• _LISTED RECORDS_
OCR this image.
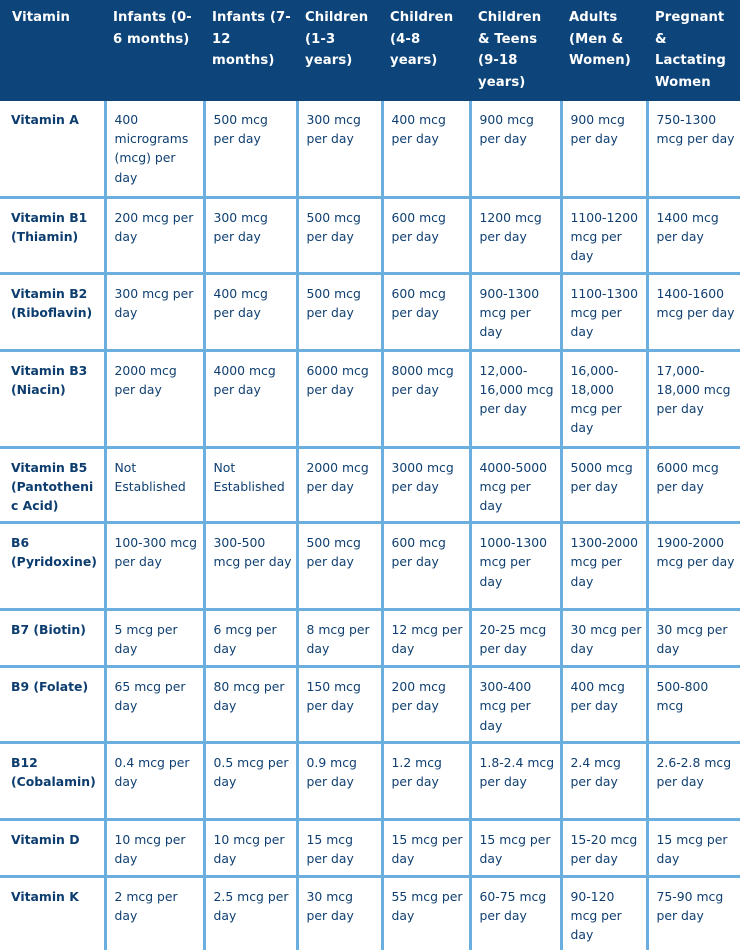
Vitamin	Infants (0-6 months)	Infants (7-12 months)	Children (1-3 years)	Children (4-8 years)	Children & Teens (9-18 years)	Adults (Men & Women)	Pregnant & Lactating Women
Vitamin A	400 micrograms (mcg) per day	500 mcg per day	300 mcg per day	400 mcg per day	900 mcg per day	900 mcg per day	750-1300 mcg per day
Vitamin B1 (Thiamin)	200 mcg per day	300 mcg per day	500 mcg per day	600 mcg per day	1200 mcg per day	1100-1200 mcg per day	1400 mcg per day
Vitamin B2 (Riboflavin)	300 mcg per day	400 mcg per day	500 mcg per day	600 mcg per day	900-1300 mcg per day	1100-1300 mcg per day	1400-1600 mcg per day
Vitamin B3 (Niacin)	2000 mcg per day	4000 mcg per day	6000 mcg per day	8000 mcg per day	12,000-16,000 mcg per day	16,000-18,000 mcg per day	17,000-18,000 mcg per day
Vitamin B5 (Pantothenic Acid)	Not Established	Not Established	2000 mcg per day	3000 mcg per day	4000-5000 mcg per day	5000 mcg per day	6000 mcg per day
B6 (Pyridoxine)	100-300 mcg per day	300-500 mcg per day	500 mcg per day	600 mcg per day	1000-1300 mcg per day	1300-2000 mcg per day	1900-2000 mcg per day
B7 (Biotin)	5 mcg per day	6 mcg per day	8 mcg per day	12 mcg per day	20-25 mcg per day	30 mcg per day	30 mcg per day
B9 (Folate)	65 mcg per day	80 mcg per day	150 mcg per day	200 mcg per day	300-400 mcg per day	400 mcg per day	500-800 mcg
B12 (Cobalamin)	0.4 mcg per day	0.5 mcg per day	0.9 mcg per day	1.2 mcg per day	1.8-2.4 mcg per day	2.4 mcg per day	2.6-2.8 mcg per day
Vitamin D	10 mcg per day	10 mcg per day	15 mcg per day	15 mcg per day	15 mcg per day	15-20 mcg per day	15 mcg per day
Vitamin K	2 mcg per day	2.5 mcg per day	30 mcg per day	55 mcg per day	60-75 mcg per day	90-120 mcg per day	75-90 mcg per day
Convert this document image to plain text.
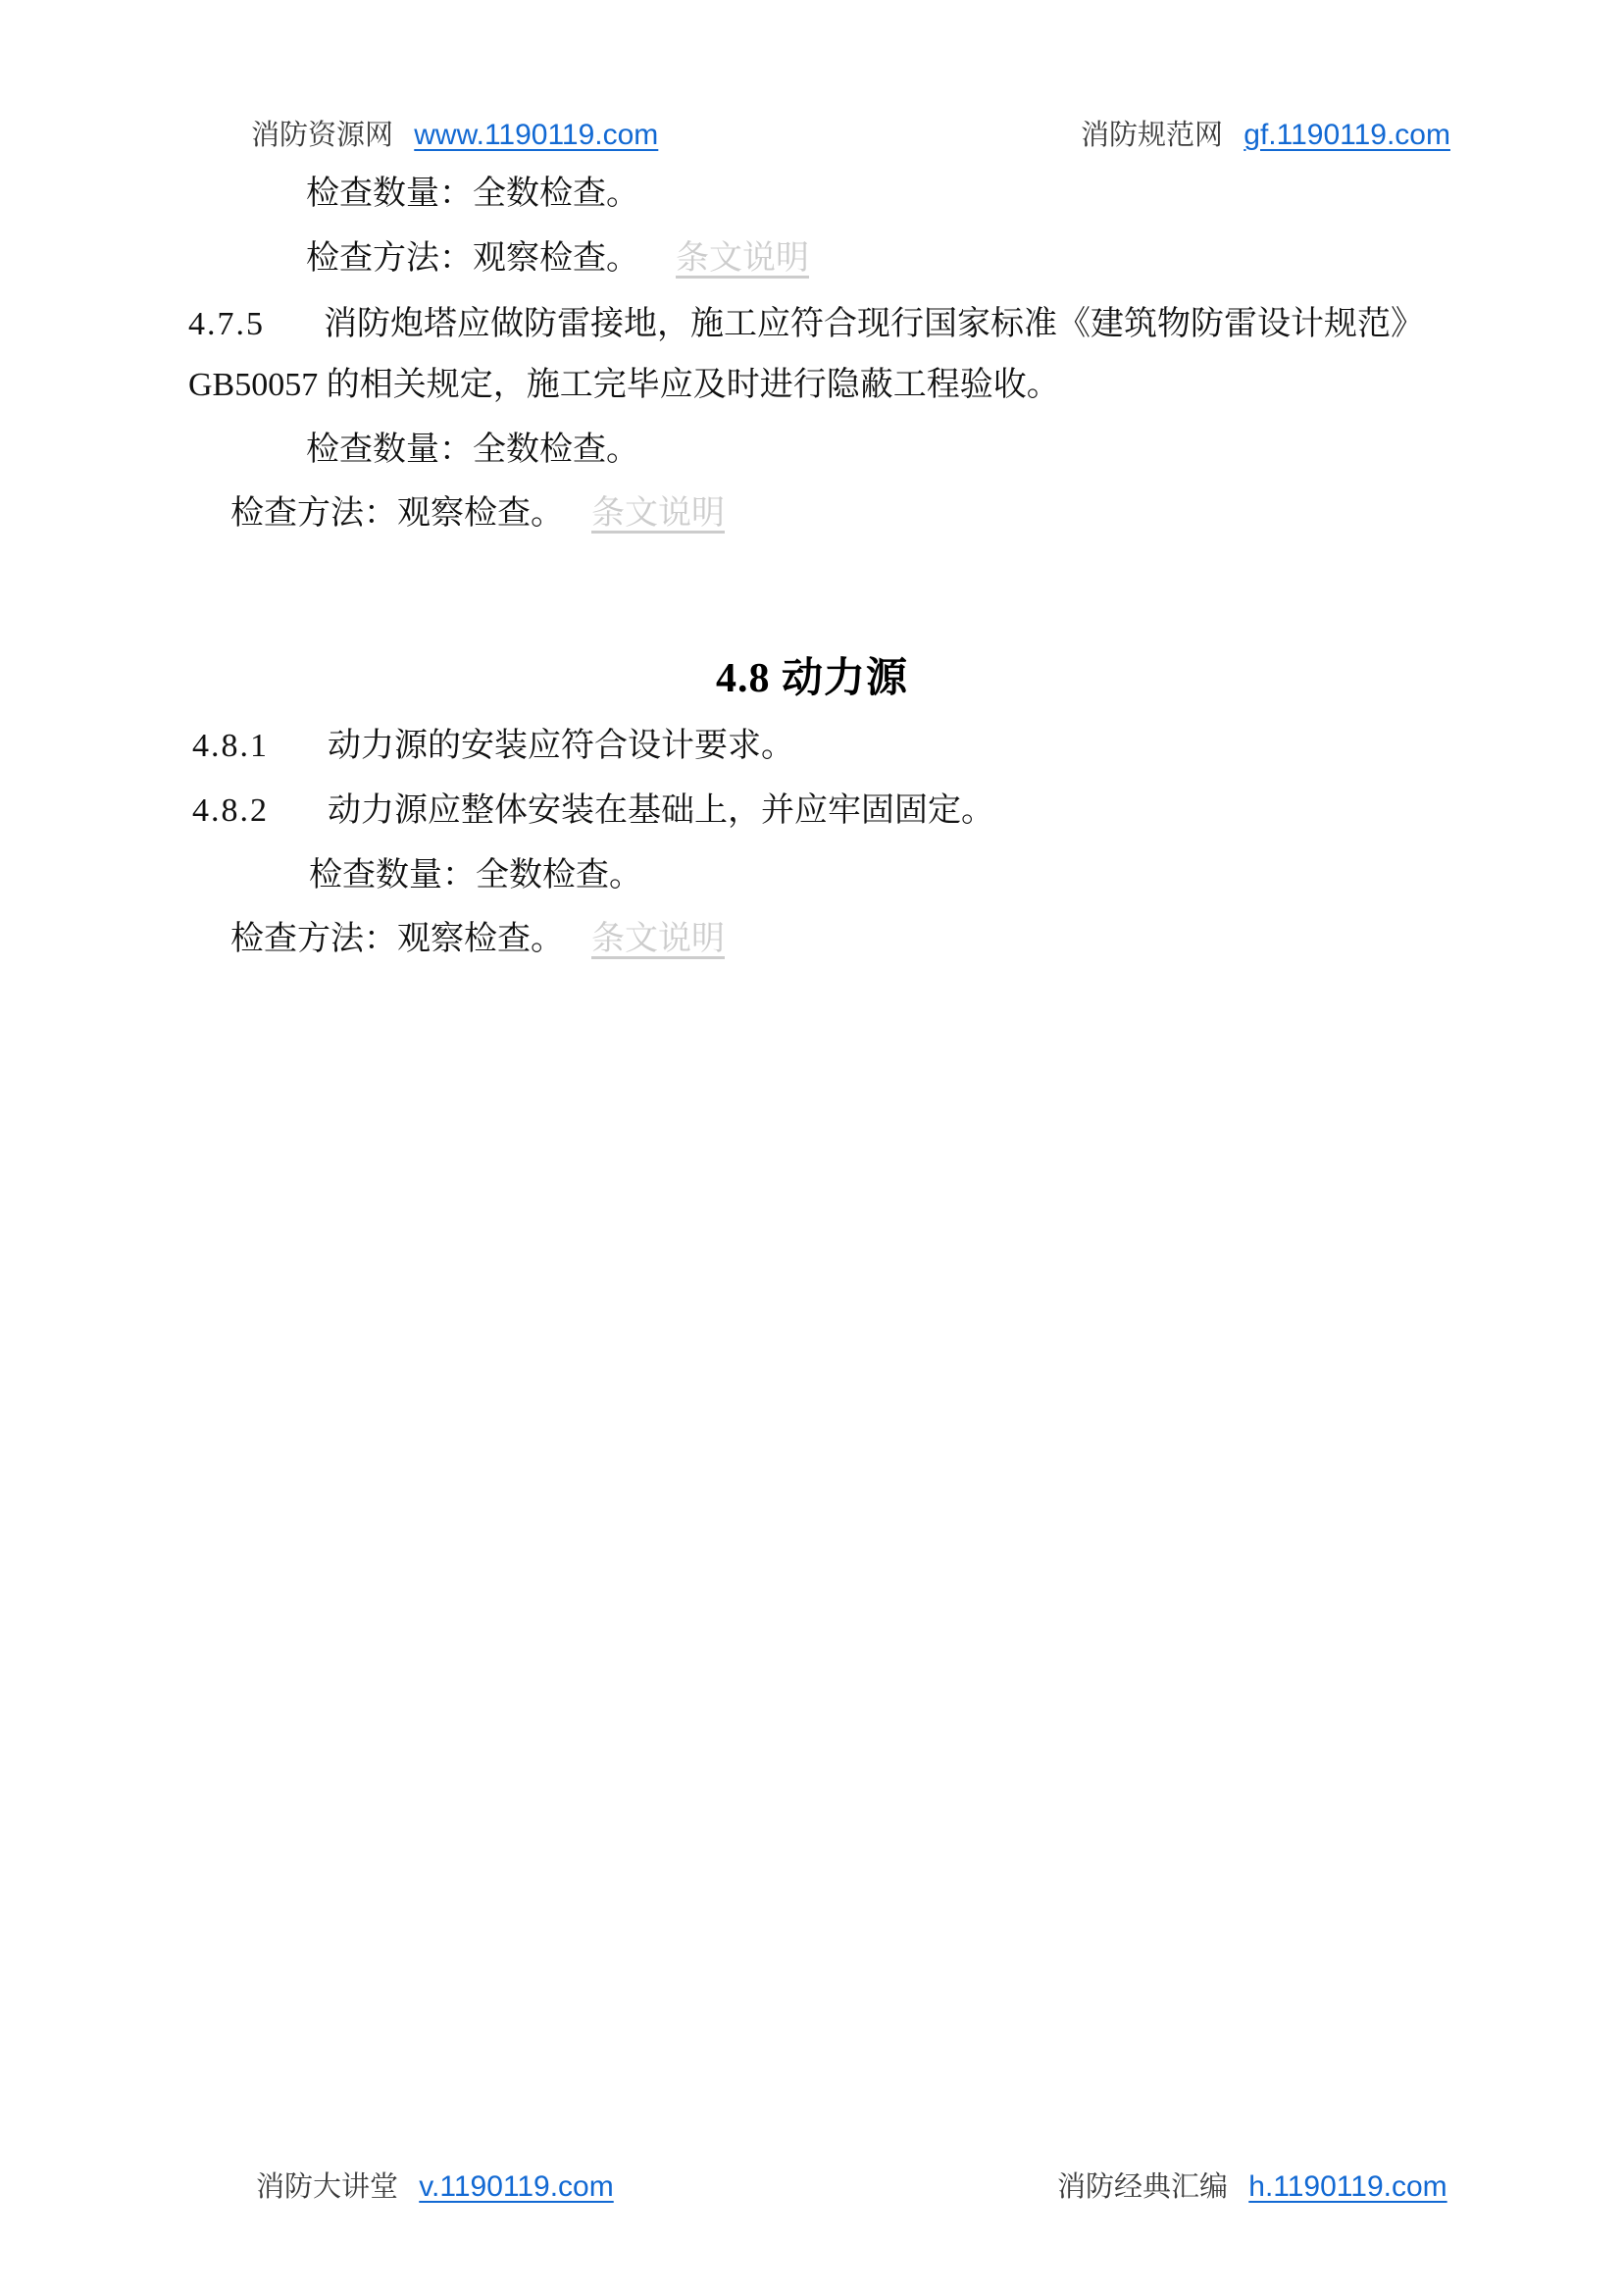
消防资源网 www.1190119.com	消防规范网 gf.1190119.com
检查数量：全数检查。
检查方法：观察检查。 条文说明
4.7.5 消防炮塔应做防雷接地，施工应符合现行国家标准《建筑物防雷设计规范》
GB50057 的相关规定，施工完毕应及时进行隐蔽工程验收。
检查数量：全数检查。
检查方法：观察检查。 条文说明
4.8 动力源
4.8.1 动力源的安装应符合设计要求。
4.8.2 动力源应整体安装在基础上，并应牢固固定。
检查数量：全数检查。
检查方法：观察检查。 条文说明
消防大讲堂 v.1190119.com	消防经典汇编 h.1190119.com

• _TO DO_
Please write out all the data again word for word, but not the pictures.

• _RESULT OF THIS TASK_
OCR this image.
Vitamin	Infants (0-6 months)	Infants (7-12 months)	Children (1-3 years)	Children (4-8 years)	Children & Teens (9-18 years)	Adults (Men & Women)	Pregnant & Lactating Women
Vitamin A	400 micrograms (mcg) per day	500 mcg per day	300 mcg per day	400 mcg per day	900 mcg per day	900 mcg per day	750-1300 mcg per day
Vitamin B1 (Thiamin)	200 mcg per day	300 mcg per day	500 mcg per day	600 mcg per day	1200 mcg per day	1100-1200 mcg per day	1400 mcg per day
Vitamin B2 (Riboflavin)	300 mcg per day	400 mcg per day	500 mcg per day	600 mcg per day	900-1300 mcg per day	1100-1300 mcg per day	1400-1600 mcg per day
Vitamin B3 (Niacin)	2000 mcg per day	4000 mcg per day	6000 mcg per day	8000 mcg per day	12,000-16,000 mcg per day	16,000-18,000 mcg per day	17,000-18,000 mcg per day
Vitamin B5 (Pantothenic Acid)	Not Established	Not Established	2000 mcg per day	3000 mcg per day	4000-5000 mcg per day	5000 mcg per day	6000 mcg per day
B6 (Pyridoxine)	100-300 mcg per day	300-500 mcg per day	500 mcg per day	600 mcg per day	1000-1300 mcg per day	1300-2000 mcg per day	1900-2000 mcg per day
B7 (Biotin)	5 mcg per day	6 mcg per day	8 mcg per day	12 mcg per day	20-25 mcg per day	30 mcg per day	30 mcg per day
B9 (Folate)	65 mcg per day	80 mcg per day	150 mcg per day	200 mcg per day	300-400 mcg per day	400 mcg per day	500-800 mcg
B12 (Cobalamin)	0.4 mcg per day	0.5 mcg per day	0.9 mcg per day	1.2 mcg per day	1.8-2.4 mcg per day	2.4 mcg per day	2.6-2.8 mcg per day
Vitamin D	10 mcg per day	10 mcg per day	15 mcg per day	15 mcg per day	15 mcg per day	15-20 mcg per day	15 mcg per day
Vitamin K	2 mcg per day	2.5 mcg per day	30 mcg per day	55 mcg per day	60-75 mcg per day	90-120 mcg per day	75-90 mcg per day
Convert this document image to plain text.
消防资源网 www.1190119.com	消防规范网 gf.1190119.com
检查数量：全数检查。
检查方法：观察检查。 条文说明
4.7.5 消防炮塔应做防雷接地，施工应符合现行国家标准《建筑物防雷设计规范》
GB50057 的相关规定，施工完毕应及时进行隐蔽工程验收。
检查数量：全数检查。
检查方法：观察检查。 条文说明
4.8 动力源
4.8.1 动力源的安装应符合设计要求。
4.8.2 动力源应整体安装在基础上，并应牢固固定。
检查数量：全数检查。
检查方法：观察检查。 条文说明
消防大讲堂 v.1190119.com	消防经典汇编 h.1190119.com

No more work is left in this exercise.